▶ [WORK TO DO]:
Express the lines of the records as a JSON list of strings, one string per line and with blank lines omitted, starting at the beginning of the records and ending at the line that contains "x-tick-label: 1990 (919, 796, 958, 809)", both included.

Extracted data entries

⁂

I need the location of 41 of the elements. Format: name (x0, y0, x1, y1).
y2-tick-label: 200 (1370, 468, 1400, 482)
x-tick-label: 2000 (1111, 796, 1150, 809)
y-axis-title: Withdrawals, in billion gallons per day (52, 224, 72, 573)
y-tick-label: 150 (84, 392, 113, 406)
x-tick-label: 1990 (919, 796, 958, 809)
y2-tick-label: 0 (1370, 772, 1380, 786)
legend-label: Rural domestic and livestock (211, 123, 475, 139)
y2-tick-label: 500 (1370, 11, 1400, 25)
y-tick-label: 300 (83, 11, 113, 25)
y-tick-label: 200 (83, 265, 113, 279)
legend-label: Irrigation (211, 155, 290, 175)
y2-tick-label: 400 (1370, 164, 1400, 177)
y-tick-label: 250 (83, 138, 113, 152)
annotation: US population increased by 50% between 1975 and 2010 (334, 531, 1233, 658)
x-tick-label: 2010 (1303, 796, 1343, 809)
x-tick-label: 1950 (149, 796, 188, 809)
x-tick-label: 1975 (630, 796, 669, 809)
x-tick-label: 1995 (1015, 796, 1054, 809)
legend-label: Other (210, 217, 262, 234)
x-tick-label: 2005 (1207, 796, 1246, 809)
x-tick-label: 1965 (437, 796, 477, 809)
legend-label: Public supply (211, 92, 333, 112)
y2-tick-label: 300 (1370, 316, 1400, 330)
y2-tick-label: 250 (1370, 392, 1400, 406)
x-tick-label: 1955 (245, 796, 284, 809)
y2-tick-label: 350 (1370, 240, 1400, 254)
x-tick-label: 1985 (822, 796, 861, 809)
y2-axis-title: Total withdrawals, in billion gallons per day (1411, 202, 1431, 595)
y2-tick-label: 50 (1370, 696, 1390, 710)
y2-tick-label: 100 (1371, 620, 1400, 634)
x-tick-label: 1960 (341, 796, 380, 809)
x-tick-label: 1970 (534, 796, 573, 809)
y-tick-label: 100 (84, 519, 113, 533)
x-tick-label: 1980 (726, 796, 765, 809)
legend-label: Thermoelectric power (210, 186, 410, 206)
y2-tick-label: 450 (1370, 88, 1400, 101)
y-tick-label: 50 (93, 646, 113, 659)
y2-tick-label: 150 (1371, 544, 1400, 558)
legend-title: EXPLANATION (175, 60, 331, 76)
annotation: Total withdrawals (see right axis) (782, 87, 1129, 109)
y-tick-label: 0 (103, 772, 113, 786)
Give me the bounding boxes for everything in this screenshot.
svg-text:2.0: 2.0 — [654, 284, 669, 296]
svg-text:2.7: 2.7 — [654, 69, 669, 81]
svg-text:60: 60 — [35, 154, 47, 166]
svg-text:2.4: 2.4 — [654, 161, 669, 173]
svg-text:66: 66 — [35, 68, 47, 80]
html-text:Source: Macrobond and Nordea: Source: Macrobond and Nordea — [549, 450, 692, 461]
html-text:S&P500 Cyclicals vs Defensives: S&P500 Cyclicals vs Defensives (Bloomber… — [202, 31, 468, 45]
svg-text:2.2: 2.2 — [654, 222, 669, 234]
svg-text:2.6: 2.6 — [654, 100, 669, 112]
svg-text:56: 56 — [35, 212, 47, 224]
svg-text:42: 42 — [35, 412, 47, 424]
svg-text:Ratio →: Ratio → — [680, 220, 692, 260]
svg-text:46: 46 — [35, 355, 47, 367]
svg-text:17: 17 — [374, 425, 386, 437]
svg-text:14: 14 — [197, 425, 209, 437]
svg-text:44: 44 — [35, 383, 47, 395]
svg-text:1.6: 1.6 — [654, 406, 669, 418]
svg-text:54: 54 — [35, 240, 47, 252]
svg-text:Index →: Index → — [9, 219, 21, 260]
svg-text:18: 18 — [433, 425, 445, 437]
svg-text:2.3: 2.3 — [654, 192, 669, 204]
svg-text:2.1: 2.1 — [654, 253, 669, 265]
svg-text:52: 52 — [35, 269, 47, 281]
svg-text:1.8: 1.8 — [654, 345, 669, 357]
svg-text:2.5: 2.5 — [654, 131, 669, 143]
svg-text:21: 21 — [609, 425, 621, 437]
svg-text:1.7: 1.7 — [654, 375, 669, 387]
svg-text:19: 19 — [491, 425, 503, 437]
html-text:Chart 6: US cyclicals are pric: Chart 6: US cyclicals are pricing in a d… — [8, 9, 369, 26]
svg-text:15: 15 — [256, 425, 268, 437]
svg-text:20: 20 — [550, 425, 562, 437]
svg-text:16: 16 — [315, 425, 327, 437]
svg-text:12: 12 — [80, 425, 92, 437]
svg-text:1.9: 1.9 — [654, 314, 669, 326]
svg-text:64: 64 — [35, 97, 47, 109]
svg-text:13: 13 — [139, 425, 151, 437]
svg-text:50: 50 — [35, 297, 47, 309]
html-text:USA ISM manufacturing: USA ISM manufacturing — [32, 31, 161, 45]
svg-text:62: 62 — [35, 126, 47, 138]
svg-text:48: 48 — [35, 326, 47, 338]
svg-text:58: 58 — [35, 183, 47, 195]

⁂

▶ [WRITTEN RESPONSE]:
[
  "I need the location of 41 of the elements. Format: name (x0, y0, x1, y1).",
  "y2-tick-label: 200 (1370, 468, 1400, 482)",
  "x-tick-label: 2000 (1111, 796, 1150, 809)",
  "y-axis-title: Withdrawals, in billion gallons per day (52, 224, 72, 573)",
  "y-tick-label: 150 (84, 392, 113, 406)",
  "x-tick-label: 1990 (919, 796, 958, 809)"
]